== Records to use ==

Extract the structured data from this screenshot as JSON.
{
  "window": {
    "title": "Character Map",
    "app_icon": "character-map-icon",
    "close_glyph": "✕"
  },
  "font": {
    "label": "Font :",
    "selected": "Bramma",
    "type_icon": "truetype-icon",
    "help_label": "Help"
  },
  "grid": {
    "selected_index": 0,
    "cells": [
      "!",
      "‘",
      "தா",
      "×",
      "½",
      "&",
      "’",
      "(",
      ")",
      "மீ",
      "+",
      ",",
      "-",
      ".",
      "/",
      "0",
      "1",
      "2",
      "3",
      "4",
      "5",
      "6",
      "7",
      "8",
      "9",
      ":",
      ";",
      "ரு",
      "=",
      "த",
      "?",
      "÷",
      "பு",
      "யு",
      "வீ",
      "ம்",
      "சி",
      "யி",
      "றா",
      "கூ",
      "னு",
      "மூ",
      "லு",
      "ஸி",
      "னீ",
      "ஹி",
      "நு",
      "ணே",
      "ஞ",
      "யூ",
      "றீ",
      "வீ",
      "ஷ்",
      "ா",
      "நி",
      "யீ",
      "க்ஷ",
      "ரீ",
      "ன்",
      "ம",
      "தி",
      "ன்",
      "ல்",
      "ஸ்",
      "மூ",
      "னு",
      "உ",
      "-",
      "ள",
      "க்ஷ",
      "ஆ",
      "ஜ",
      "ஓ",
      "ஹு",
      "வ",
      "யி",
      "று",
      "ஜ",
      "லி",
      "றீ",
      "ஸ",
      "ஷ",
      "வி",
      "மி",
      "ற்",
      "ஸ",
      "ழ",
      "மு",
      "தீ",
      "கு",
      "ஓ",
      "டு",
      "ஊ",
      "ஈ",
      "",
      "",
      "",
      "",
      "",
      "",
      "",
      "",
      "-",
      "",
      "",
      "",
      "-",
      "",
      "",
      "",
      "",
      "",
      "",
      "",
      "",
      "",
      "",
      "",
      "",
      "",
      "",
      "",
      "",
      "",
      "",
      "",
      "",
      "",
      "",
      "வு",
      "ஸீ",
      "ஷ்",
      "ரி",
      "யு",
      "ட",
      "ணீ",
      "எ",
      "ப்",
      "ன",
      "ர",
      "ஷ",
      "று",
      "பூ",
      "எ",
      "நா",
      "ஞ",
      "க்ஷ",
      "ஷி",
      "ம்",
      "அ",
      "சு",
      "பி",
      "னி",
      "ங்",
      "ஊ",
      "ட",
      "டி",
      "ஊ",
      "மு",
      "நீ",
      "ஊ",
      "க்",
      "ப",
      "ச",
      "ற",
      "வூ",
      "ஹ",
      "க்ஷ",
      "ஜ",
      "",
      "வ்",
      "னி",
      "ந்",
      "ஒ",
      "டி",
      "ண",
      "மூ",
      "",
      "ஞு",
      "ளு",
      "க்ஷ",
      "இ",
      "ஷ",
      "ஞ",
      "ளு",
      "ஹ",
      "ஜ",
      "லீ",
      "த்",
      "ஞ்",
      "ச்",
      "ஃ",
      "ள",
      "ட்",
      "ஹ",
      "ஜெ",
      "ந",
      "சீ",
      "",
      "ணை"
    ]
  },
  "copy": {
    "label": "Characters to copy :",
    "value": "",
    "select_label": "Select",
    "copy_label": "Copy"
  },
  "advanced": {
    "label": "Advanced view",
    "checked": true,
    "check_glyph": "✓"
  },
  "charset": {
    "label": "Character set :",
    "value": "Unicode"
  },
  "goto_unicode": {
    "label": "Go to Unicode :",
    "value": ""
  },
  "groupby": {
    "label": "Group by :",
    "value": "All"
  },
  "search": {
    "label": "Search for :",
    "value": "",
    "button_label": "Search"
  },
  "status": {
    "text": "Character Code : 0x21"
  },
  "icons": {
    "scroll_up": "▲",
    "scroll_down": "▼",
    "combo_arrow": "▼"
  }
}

===

§ **Written problem**: Gather all the lines that include the word "value" and copy them out.

§ **Answer for the task**:
    "value": "",
    "value": "Unicode"
    "value": ""
    "value": "All"
    "value": "",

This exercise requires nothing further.